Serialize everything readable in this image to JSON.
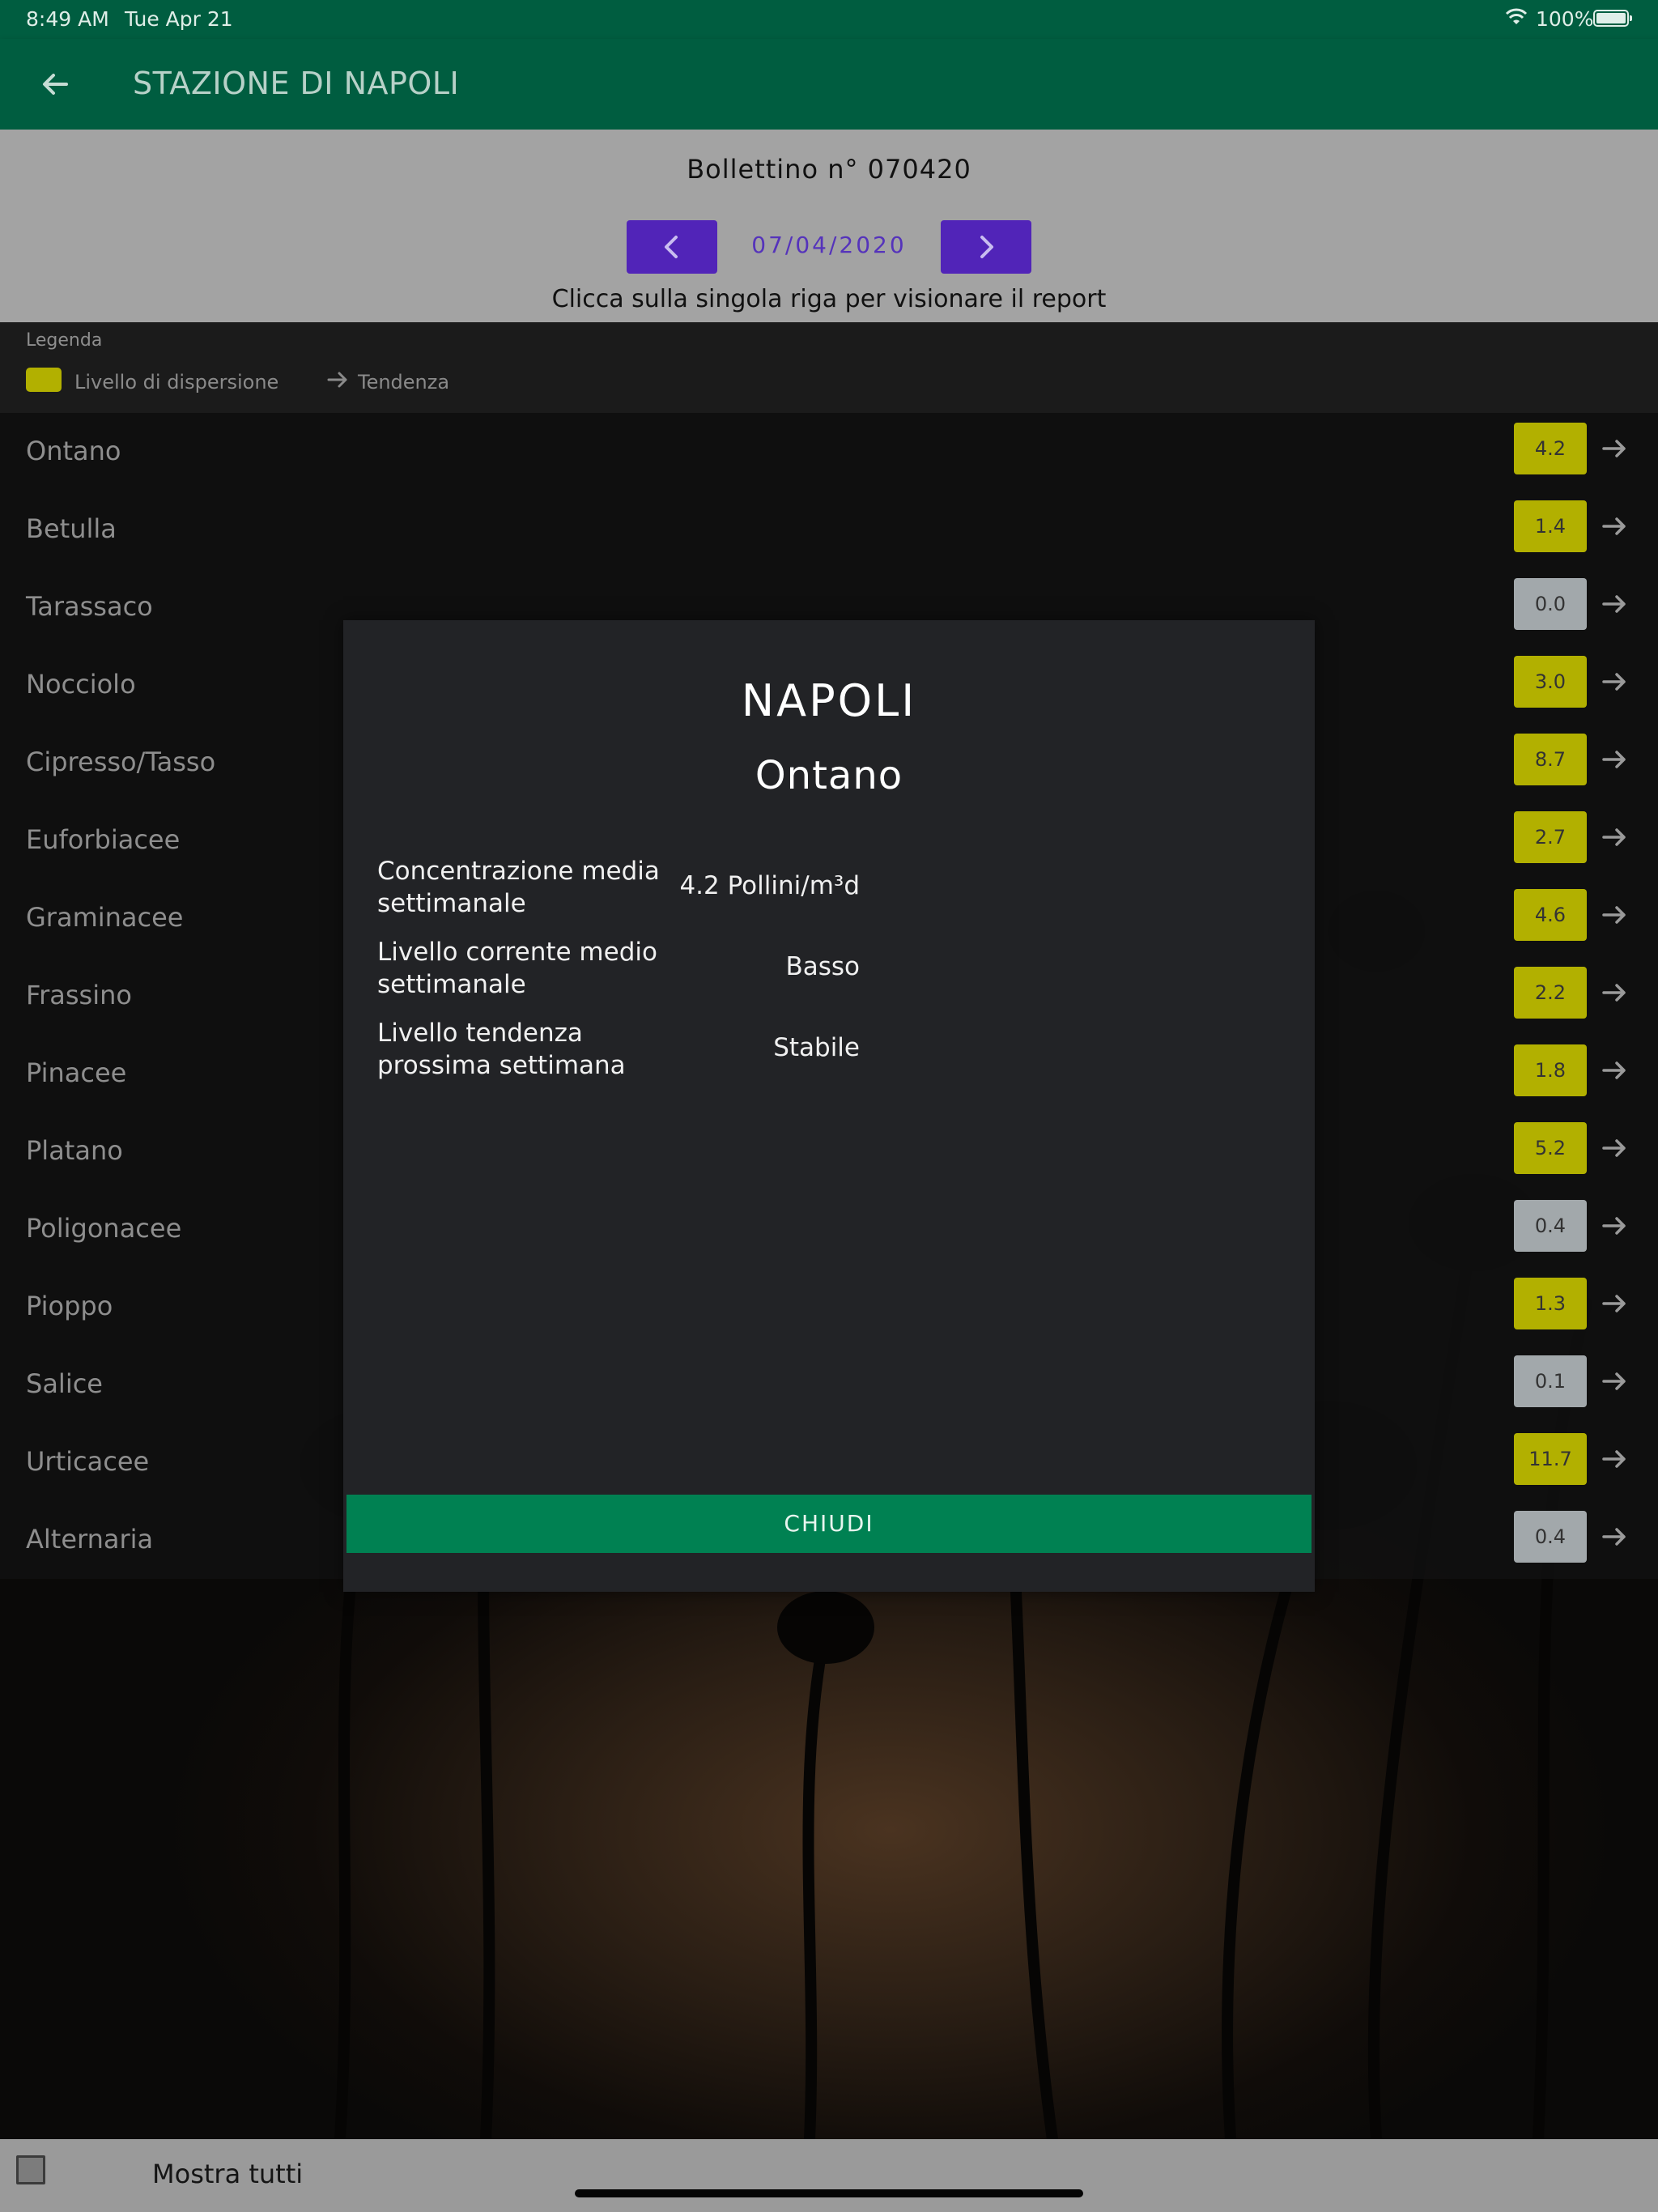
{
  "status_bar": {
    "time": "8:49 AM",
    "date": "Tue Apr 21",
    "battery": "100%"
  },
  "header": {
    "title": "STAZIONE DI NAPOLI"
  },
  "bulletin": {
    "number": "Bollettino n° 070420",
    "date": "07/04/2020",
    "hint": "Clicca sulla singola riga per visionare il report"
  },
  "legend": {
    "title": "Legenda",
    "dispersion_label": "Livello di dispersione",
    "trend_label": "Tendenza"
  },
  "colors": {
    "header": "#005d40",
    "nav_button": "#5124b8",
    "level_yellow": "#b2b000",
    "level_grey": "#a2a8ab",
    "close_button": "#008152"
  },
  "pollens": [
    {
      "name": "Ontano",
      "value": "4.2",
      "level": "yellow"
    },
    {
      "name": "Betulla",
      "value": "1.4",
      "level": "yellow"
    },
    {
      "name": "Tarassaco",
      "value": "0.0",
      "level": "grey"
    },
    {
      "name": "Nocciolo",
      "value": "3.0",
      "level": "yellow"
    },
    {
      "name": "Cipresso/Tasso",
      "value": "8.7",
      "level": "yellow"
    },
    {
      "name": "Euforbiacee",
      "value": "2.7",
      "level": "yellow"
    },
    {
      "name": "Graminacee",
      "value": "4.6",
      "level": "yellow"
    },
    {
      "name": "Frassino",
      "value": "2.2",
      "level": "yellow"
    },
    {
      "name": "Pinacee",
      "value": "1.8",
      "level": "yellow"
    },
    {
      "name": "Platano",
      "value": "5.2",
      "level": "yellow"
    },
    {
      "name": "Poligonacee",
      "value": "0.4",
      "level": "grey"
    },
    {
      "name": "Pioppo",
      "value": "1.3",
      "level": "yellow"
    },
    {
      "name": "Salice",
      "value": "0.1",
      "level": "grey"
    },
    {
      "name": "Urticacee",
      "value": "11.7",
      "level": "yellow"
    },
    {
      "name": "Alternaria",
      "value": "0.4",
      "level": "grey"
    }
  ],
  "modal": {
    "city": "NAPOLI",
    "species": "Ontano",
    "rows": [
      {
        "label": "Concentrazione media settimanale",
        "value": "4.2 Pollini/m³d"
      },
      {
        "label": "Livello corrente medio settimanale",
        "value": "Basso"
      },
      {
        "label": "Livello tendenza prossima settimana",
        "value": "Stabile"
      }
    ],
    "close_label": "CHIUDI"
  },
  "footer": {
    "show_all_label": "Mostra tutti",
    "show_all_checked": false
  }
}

---+---

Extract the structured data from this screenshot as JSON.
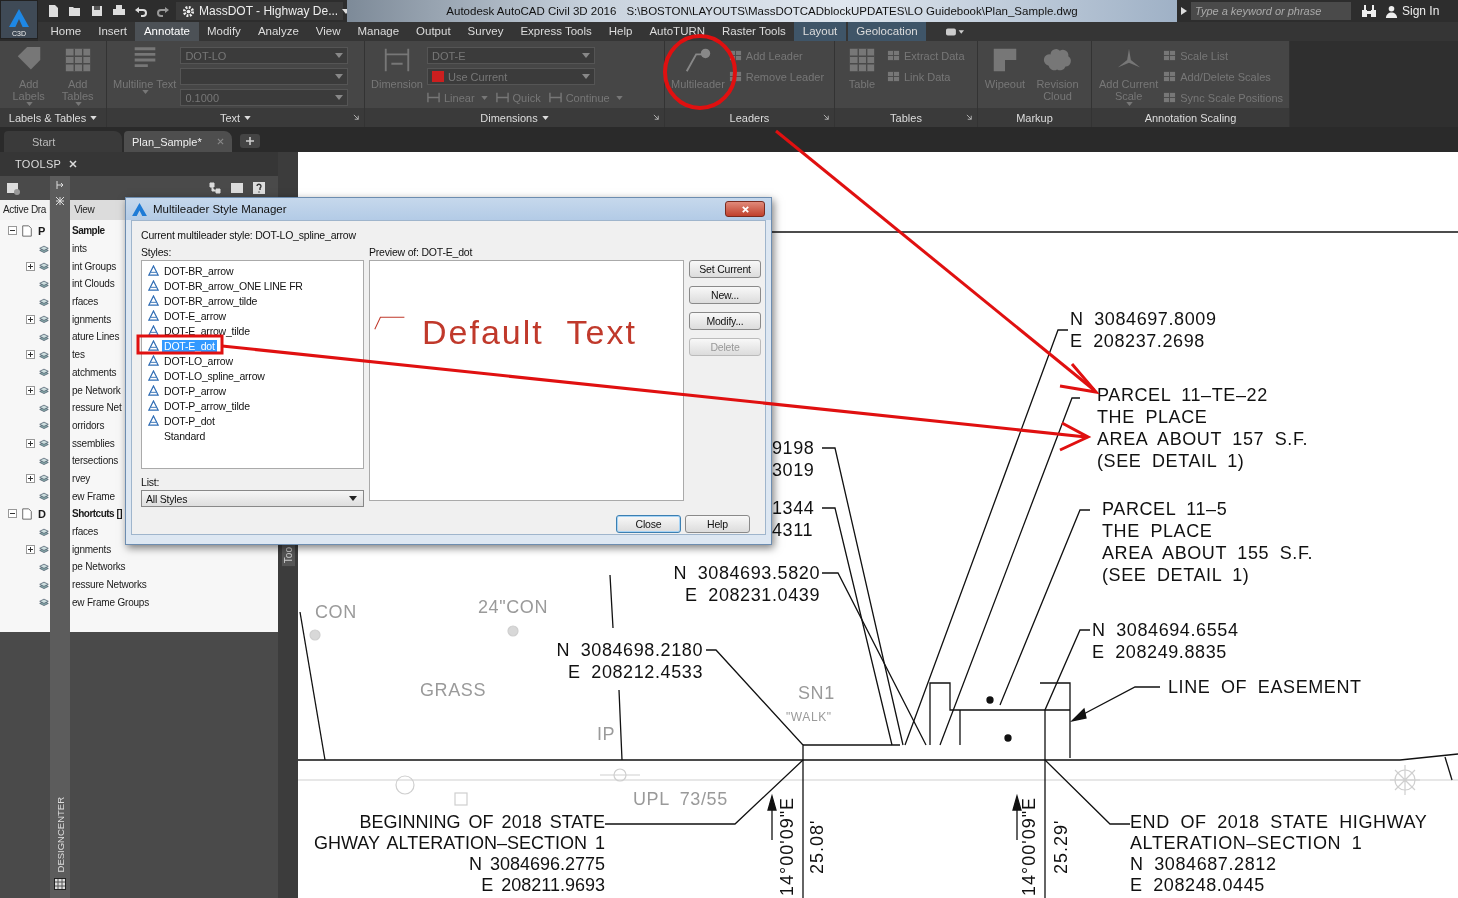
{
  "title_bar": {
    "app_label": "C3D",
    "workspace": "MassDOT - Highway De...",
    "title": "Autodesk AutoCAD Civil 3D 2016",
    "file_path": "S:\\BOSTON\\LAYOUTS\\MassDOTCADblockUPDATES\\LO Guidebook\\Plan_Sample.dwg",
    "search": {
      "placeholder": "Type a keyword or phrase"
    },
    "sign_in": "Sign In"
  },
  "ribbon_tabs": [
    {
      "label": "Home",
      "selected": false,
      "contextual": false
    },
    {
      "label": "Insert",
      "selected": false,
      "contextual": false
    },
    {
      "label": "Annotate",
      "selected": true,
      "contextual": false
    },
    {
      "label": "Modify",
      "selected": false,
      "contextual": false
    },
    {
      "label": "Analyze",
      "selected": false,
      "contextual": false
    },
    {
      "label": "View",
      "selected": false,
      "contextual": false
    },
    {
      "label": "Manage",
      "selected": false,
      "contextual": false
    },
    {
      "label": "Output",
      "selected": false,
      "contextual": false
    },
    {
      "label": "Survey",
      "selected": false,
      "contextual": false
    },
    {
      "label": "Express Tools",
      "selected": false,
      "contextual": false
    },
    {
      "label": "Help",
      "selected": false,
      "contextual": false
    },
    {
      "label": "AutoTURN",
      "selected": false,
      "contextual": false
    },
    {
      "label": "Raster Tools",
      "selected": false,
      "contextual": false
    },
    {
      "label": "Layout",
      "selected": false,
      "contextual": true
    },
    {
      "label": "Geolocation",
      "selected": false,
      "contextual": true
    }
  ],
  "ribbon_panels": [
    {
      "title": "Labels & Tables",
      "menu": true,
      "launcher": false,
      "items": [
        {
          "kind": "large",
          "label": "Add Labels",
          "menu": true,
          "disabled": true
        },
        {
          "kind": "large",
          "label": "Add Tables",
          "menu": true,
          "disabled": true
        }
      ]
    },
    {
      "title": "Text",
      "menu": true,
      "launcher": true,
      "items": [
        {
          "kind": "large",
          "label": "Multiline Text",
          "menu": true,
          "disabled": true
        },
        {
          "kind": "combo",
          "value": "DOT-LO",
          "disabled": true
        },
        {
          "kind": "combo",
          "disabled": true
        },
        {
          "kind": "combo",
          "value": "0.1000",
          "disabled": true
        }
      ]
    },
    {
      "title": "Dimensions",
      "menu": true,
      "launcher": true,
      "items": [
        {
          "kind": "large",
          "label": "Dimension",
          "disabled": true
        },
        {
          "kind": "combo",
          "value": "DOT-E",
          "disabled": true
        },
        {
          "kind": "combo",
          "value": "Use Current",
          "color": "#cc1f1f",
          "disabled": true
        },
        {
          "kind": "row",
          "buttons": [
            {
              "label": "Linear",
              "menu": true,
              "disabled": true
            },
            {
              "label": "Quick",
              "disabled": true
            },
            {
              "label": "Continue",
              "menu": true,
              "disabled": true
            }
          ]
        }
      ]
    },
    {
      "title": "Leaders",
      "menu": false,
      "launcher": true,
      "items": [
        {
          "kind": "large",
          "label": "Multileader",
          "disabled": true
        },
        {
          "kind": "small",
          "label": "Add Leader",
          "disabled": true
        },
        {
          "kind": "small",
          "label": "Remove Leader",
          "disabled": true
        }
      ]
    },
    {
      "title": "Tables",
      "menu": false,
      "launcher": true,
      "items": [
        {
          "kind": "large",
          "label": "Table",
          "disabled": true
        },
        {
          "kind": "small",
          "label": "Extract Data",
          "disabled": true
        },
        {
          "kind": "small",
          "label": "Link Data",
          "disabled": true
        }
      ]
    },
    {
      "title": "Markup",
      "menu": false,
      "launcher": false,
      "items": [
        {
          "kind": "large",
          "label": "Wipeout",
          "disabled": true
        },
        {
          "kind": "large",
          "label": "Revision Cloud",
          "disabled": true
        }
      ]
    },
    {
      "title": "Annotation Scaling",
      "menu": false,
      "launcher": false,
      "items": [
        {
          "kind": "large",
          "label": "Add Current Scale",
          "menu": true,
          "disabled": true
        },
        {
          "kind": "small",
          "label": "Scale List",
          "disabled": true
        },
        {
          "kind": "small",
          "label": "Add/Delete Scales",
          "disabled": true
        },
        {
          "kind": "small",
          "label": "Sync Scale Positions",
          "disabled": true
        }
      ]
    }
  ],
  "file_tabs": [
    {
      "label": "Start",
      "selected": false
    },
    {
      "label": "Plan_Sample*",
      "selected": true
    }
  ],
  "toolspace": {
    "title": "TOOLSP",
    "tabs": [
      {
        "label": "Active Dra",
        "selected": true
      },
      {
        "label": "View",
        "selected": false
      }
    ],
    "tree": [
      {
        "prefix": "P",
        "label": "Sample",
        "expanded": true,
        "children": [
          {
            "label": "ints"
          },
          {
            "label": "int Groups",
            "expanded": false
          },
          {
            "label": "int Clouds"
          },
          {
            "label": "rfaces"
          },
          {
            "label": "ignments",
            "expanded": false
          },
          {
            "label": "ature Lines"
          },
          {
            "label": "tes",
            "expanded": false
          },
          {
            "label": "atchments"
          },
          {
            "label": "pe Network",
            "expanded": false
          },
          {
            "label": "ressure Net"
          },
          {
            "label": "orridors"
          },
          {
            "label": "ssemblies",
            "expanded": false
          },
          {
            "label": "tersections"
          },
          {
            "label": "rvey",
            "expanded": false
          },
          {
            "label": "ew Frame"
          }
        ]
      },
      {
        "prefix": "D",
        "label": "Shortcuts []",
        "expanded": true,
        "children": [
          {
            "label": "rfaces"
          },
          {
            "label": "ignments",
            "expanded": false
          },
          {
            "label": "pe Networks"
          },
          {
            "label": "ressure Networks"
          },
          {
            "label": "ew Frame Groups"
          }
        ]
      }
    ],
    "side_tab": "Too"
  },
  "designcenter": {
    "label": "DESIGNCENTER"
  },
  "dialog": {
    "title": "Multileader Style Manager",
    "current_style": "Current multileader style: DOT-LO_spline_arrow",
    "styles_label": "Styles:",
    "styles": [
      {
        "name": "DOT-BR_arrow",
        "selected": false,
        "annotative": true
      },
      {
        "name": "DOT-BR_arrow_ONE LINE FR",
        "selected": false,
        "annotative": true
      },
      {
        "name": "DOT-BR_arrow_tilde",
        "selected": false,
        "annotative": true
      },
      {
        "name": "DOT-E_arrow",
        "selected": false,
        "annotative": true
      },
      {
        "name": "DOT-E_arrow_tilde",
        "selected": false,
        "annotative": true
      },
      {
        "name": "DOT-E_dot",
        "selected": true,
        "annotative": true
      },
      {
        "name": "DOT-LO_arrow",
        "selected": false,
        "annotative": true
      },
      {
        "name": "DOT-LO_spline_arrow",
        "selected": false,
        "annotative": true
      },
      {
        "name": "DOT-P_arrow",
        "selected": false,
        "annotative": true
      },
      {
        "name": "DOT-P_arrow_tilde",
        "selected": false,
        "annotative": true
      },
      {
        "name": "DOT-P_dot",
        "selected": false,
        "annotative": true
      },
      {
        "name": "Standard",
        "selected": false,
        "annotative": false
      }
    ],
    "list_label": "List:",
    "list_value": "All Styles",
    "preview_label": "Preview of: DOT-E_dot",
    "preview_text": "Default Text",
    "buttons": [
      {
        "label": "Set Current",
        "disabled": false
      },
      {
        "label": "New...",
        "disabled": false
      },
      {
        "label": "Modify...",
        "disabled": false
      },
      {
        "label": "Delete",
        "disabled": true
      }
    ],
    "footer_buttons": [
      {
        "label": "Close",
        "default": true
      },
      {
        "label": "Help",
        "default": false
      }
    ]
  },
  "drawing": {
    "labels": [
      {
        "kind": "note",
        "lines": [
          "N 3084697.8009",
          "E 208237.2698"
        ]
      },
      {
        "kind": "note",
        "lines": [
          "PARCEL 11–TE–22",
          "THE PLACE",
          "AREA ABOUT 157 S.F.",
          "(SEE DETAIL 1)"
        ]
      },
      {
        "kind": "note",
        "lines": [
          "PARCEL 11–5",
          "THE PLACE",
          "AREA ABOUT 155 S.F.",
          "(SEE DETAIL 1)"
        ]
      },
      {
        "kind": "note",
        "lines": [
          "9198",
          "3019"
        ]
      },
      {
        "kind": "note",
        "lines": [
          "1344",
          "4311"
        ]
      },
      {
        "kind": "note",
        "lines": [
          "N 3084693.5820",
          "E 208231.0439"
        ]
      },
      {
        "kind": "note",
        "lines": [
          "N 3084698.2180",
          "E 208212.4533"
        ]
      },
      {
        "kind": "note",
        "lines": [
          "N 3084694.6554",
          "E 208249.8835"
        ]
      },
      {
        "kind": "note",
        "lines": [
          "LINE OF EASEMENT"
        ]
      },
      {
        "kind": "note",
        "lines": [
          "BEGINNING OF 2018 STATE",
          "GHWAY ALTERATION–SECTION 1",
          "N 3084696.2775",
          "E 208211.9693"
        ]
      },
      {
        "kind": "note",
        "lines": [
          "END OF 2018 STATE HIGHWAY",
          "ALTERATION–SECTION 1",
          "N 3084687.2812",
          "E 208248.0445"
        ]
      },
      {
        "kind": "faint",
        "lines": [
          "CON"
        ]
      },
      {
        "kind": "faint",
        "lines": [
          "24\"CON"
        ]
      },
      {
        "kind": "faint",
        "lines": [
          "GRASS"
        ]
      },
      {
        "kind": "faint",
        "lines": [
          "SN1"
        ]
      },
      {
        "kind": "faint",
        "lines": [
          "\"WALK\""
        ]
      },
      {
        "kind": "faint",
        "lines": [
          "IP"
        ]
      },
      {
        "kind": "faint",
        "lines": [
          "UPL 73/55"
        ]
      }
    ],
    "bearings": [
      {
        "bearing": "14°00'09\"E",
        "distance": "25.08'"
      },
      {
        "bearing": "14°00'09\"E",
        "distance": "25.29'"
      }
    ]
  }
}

---+---

- **STATED TASK**
Determine how many lines of the entries above carry the string "Groups", and give that number alone.

- **RESPONSE FOR THIS EXERCISE**
2